**** PAGE TEXT ****

# OpenTshirt Video Update



## AdvancedArtist (Nov 23, 2006)

OpenTshirts Video Update

[media]http://www.youtube.com/watch?v=48OS-GjSqF8&feature=youtu.be[/media]

So close!!!!!!

This beta version is live at www.opentshirts.org/beta2


----------



## drdeath19134 (Mar 23, 2009)

AdvancedArtist said:


> OpenTshirts Video Update
> 
> [media]http://www.youtube.com/watch?v=48OS-GjSqF8&feature=youtu.be[/media]
> 
> ...


Love it. Will you sell extended modules for say 6 color small shops. We will be doing both dtg and 6 color screen printing. And what theme for Joomla do you recommend i currently have it setup in a temp directory trying to get use to using it.


----------



## AdvancedArtist (Nov 23, 2006)

You can set the number of colors and the inks for your shop in the admin. The Admin is easy to use and lets control products, pricing, inks, number of colors you can print including white base etc.


----------



## drdeath19134 (Mar 23, 2009)

theme for Joomla do you recommend


----------



## AdvancedArtist (Nov 23, 2006)

drdeath19134 said:


> theme for Joomla do you recommend


Anyone you want.. the opentshirts is full browser and just open to itself so it will function with any system.

But I would recamend a nice clean joomla site with clean proffesional info about your company and policies ets.

I prefer www.rockettheme.com or you can also go with word press or what have you.


----------



## JeridHill (Feb 8, 2006)

I've used Rockettheme as well and I think they have some of the cleanest designs.


----------



## rcmsellers (Aug 20, 2010)

So what about using this with opencart. will it work on that or do you need to have a website and not a shopping cart.


----------



## rcmsellers (Aug 20, 2010)

Tom, did you get my PM about the pen tablet that you use.


----------

**** EXTRACTED RECORDS ****

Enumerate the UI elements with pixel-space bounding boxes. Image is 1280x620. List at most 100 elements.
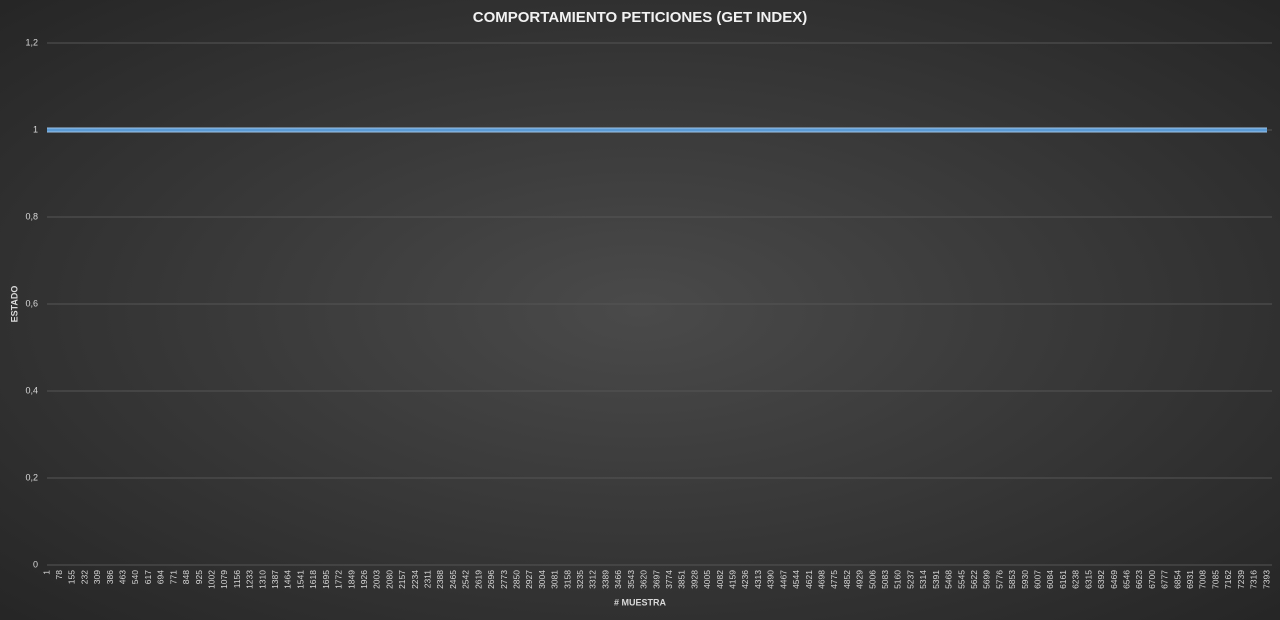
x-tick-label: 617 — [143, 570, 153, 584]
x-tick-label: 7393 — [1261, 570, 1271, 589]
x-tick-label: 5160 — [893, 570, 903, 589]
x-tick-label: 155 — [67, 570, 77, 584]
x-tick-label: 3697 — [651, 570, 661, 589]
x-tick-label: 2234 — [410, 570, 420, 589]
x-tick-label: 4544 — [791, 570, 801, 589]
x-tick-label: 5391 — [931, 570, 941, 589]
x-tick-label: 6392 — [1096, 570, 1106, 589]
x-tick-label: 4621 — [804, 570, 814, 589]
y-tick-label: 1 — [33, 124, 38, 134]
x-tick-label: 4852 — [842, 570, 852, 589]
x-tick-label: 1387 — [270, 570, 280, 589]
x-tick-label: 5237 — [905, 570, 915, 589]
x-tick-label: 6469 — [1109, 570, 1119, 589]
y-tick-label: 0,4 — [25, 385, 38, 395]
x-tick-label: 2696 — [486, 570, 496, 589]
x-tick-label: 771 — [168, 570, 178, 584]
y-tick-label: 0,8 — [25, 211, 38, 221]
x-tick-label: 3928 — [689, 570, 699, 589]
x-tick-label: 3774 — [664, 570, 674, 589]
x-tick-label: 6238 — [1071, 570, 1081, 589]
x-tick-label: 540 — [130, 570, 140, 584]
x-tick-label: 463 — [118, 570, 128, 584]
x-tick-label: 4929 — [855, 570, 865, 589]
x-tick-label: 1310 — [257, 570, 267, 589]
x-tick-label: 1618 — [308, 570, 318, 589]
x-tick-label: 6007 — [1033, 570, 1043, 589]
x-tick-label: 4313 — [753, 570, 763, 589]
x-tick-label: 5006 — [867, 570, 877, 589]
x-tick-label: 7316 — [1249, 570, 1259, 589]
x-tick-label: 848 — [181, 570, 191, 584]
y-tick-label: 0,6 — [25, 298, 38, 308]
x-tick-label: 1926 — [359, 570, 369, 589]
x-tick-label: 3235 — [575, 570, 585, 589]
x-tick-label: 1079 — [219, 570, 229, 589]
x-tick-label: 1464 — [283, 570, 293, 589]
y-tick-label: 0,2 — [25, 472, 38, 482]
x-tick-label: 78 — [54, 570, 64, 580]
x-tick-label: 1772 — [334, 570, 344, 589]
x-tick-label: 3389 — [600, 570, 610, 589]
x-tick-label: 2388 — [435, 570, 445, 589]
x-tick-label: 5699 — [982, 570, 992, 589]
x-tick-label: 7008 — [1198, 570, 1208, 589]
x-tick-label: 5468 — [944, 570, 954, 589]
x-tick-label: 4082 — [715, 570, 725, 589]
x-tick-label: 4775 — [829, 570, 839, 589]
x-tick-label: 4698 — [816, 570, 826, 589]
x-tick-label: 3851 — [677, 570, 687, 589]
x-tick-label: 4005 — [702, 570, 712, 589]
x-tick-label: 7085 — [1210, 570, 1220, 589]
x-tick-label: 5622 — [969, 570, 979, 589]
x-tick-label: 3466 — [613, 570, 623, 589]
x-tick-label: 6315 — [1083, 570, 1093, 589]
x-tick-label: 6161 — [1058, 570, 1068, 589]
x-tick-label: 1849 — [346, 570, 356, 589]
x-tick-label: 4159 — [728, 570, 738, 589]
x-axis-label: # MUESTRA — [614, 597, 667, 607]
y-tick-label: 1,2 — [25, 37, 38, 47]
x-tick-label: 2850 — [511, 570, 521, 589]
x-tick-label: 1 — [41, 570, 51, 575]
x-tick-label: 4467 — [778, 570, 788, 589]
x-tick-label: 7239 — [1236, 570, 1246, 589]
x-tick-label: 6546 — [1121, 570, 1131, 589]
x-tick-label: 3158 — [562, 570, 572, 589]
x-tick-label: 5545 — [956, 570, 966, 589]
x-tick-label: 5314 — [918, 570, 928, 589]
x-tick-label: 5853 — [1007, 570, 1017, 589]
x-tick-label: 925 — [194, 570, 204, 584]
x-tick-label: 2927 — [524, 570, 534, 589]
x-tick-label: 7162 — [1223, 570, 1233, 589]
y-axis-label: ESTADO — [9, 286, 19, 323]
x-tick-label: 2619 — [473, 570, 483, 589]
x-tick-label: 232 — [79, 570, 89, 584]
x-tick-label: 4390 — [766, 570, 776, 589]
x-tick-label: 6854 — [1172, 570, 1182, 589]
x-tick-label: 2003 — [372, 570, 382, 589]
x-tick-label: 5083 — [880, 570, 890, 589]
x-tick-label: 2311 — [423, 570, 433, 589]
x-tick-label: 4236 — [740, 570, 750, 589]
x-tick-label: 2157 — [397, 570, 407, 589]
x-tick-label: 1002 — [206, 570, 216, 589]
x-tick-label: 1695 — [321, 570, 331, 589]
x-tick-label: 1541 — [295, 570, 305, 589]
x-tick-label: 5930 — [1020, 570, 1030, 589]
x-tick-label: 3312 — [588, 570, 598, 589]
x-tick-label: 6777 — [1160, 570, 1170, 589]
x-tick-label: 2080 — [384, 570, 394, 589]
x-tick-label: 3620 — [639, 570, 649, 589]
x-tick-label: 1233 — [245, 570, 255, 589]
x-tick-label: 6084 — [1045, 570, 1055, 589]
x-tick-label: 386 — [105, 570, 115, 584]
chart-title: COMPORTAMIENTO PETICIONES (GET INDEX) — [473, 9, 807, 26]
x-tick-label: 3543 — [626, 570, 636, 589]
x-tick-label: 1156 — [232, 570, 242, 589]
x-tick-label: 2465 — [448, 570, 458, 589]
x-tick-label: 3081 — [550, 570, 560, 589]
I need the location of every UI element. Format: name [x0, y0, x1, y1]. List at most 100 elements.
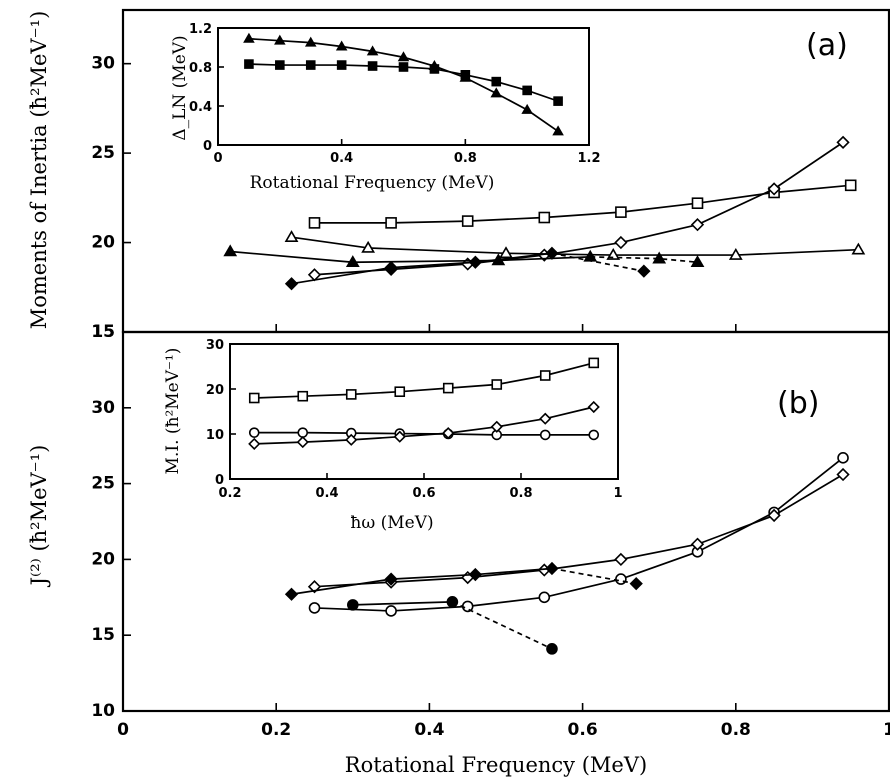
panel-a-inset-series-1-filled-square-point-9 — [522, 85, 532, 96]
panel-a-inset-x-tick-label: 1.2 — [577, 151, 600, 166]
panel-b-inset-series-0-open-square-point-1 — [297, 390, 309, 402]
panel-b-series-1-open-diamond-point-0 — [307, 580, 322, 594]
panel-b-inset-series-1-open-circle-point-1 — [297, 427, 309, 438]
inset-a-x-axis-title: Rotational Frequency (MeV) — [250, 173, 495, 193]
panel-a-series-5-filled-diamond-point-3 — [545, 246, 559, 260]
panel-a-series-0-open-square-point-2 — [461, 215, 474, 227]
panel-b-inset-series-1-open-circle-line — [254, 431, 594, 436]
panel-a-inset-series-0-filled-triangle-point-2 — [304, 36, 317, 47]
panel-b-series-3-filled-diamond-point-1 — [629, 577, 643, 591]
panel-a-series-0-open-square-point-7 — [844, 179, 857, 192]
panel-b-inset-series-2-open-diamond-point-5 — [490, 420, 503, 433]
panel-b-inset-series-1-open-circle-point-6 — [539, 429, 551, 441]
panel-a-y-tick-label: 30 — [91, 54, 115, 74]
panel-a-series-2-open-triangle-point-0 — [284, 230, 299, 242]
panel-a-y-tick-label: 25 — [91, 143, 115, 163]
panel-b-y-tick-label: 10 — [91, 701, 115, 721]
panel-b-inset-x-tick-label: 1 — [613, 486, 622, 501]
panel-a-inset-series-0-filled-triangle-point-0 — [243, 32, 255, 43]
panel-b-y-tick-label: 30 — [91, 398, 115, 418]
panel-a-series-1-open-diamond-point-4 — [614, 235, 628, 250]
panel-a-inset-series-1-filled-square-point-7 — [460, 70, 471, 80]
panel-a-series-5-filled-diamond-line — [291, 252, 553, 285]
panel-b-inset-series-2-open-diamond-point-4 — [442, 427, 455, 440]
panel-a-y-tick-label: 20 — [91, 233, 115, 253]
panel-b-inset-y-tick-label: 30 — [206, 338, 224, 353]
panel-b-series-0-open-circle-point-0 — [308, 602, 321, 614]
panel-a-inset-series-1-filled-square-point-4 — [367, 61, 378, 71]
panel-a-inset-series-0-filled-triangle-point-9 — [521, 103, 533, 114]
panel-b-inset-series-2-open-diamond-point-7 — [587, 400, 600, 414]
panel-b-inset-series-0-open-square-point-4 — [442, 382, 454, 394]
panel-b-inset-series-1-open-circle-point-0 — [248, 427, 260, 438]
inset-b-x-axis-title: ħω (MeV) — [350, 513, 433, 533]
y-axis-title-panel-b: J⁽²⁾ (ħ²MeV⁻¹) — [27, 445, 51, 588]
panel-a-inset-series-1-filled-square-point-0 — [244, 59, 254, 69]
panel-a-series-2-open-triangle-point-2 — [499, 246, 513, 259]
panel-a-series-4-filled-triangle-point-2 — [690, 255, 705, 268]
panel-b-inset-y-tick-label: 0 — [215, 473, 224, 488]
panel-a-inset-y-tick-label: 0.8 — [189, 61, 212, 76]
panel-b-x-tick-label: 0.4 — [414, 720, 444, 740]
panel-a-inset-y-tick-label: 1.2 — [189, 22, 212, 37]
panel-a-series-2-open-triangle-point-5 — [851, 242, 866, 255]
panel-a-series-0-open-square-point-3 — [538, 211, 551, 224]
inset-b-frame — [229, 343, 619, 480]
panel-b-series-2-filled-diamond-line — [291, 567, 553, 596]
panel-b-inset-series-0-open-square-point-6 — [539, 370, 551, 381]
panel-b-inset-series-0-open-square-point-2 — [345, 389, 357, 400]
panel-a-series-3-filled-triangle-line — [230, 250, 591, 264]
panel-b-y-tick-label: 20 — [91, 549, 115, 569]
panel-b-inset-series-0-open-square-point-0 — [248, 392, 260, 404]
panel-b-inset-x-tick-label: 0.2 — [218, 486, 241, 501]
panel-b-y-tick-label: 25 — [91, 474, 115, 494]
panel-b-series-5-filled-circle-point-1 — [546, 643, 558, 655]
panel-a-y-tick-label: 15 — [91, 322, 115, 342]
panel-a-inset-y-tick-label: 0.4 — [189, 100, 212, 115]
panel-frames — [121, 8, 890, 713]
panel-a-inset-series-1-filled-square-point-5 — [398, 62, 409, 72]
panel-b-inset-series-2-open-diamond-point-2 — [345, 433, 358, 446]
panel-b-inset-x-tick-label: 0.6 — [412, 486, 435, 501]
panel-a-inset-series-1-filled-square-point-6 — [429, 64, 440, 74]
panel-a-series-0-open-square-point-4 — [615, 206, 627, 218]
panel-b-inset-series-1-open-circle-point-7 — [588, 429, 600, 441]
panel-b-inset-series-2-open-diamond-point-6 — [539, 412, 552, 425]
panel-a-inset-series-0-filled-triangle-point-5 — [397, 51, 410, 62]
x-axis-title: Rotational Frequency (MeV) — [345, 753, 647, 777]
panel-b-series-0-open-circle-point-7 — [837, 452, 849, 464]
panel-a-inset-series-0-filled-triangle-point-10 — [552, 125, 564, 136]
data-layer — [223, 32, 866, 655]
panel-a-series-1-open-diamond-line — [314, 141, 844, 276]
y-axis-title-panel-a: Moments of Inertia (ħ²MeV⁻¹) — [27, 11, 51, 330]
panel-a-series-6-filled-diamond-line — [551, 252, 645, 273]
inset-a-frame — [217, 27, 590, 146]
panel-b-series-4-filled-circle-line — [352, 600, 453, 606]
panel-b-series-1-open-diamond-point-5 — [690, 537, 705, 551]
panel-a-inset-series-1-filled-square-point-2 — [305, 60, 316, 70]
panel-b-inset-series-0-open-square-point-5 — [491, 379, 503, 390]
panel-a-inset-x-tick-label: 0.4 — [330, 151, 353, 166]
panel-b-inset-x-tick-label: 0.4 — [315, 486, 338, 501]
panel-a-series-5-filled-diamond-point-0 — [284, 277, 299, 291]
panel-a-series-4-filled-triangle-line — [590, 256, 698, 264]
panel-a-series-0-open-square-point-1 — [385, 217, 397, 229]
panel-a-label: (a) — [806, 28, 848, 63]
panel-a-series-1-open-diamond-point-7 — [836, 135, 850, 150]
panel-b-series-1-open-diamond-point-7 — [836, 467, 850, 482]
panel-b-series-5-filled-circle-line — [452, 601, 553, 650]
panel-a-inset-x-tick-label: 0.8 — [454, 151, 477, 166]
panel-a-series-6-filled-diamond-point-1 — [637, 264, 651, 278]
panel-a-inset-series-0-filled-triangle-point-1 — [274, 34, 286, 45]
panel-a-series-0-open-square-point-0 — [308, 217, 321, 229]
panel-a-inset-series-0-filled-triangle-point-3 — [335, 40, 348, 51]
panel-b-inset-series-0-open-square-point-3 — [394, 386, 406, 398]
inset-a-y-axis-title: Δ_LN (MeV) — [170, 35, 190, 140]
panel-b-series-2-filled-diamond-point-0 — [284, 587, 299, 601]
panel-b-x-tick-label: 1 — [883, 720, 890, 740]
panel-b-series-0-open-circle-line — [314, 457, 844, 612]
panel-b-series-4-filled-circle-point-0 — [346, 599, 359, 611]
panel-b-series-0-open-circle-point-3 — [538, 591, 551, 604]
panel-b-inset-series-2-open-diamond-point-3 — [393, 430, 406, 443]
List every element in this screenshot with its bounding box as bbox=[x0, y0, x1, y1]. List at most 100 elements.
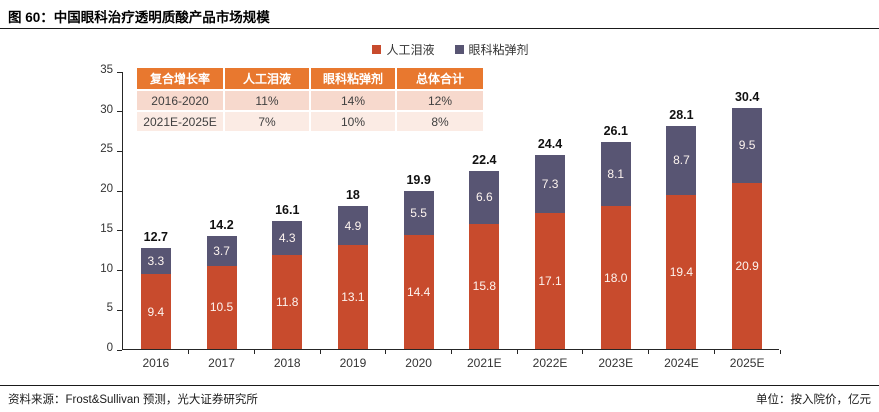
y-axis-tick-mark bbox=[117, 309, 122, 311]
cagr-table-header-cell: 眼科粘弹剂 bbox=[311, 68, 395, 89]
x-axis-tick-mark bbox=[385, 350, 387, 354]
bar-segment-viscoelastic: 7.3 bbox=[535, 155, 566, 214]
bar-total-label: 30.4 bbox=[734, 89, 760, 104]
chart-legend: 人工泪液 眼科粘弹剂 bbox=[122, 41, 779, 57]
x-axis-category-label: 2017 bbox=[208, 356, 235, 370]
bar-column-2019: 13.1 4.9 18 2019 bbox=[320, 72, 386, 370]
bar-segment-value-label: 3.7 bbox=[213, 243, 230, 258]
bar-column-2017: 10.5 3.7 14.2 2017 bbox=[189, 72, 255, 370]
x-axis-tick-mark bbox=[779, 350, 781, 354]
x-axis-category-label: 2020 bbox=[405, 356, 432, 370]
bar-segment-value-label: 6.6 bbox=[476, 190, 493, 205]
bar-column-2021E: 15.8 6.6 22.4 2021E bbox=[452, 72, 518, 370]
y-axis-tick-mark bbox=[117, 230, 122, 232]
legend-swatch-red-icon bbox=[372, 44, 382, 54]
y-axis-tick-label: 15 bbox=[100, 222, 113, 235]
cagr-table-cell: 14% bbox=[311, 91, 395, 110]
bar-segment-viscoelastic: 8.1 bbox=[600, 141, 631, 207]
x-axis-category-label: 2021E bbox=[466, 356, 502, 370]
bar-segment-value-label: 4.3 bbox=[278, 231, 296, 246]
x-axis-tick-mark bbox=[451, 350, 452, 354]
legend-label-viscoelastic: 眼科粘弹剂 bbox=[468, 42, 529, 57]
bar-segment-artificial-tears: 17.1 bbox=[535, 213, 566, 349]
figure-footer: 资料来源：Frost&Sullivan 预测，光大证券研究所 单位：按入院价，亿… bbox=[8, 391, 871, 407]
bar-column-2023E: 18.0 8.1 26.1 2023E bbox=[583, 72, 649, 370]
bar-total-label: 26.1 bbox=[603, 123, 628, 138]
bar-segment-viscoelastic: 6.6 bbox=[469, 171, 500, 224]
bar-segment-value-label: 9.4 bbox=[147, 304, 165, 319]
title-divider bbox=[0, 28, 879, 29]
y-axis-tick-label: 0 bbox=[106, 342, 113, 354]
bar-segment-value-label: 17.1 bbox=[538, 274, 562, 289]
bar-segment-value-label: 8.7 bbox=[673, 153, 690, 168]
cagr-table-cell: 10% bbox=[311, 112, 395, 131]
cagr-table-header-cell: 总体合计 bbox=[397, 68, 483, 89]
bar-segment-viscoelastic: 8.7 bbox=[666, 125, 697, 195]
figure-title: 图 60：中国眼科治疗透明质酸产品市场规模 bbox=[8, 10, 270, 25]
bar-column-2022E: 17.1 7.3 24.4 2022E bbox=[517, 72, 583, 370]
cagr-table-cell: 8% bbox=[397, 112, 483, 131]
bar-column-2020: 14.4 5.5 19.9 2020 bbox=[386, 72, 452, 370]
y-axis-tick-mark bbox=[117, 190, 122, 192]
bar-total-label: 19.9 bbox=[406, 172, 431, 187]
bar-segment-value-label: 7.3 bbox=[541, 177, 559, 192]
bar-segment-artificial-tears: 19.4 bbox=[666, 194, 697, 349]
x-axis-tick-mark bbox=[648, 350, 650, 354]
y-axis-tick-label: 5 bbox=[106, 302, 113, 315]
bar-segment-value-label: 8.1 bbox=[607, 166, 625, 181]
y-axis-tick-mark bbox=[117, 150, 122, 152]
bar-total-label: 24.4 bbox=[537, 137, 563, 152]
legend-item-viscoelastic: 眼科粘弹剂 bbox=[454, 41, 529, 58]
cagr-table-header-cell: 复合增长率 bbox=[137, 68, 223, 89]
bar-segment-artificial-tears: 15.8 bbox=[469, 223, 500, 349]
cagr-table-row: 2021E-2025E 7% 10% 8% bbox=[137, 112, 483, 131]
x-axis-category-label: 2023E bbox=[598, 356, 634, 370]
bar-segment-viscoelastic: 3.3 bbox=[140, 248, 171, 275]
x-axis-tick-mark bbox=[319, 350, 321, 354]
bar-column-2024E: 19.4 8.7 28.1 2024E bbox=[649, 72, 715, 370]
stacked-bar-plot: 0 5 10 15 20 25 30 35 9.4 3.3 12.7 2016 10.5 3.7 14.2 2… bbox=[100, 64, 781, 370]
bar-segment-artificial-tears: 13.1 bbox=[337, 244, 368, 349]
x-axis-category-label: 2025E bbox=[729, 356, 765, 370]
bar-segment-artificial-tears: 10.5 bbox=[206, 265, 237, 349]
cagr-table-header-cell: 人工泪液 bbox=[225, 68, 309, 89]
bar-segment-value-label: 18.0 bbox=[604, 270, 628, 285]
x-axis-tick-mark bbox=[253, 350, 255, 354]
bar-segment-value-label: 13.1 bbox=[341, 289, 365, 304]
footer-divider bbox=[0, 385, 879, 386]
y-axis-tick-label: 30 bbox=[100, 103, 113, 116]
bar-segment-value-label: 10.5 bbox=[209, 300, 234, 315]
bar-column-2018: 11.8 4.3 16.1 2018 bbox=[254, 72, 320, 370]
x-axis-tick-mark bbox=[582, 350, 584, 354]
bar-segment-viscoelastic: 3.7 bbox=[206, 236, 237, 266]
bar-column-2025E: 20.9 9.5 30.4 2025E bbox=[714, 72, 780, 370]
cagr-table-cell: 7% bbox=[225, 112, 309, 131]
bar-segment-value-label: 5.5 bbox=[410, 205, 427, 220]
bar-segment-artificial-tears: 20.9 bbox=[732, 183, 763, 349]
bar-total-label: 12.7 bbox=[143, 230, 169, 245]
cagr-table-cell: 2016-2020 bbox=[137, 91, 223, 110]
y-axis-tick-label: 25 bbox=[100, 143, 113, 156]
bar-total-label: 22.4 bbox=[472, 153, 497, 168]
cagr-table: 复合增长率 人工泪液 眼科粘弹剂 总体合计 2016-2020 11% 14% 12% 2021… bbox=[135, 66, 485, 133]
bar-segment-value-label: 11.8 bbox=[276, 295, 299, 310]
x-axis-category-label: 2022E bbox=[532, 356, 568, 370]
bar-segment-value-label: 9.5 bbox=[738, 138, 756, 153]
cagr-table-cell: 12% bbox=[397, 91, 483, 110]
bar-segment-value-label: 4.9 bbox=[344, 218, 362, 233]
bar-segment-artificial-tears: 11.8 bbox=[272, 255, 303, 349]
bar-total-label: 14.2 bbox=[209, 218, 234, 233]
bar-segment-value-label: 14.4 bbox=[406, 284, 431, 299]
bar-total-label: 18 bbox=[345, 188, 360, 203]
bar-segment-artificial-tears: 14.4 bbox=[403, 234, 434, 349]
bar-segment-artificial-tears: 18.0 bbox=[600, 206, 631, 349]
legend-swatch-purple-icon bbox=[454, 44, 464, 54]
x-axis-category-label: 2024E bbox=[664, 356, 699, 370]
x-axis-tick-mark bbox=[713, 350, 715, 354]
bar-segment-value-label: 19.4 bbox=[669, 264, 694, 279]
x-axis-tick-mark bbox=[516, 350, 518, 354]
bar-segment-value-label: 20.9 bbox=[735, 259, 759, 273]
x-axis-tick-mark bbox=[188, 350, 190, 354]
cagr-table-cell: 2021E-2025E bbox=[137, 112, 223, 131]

****

GOALS
**a)** In the OpenTshirts thread, at what address is the beta version live?
**b)** Does each statement agree with the OpenTshirts thread? Answer yes or no for each, and quote the words from the thread that decide it.
(i) The number of colors and the inks for a shop can be set in the admin.
(ii) drdeath19134's shop will do only DTG printing.
(iii) JeridHill has used Rockettheme.
**c)** Return the words of the OpenTshirts thread from "I prefer www.rockettheme.com" to "the cleanest designs.", unchanged.
The rows have no role in this work.

SOLUTIONS TO THE EXERCISE
**a)** www.opentshirts.org/beta2

**b)**
(i) Yes: "You can set the number of colors and the inks for your shop in the admin."
(ii) No: "We will be doing both dtg and 6 color screen printing."
(iii) Yes: "I've used Rockettheme as well"

**c)**
I prefer www.rockettheme.com or you can also go with word press or what have you.


----------



## JeridHill (Feb 8, 2006)

I've used Rockettheme as well and I think they have some of the cleanest designs.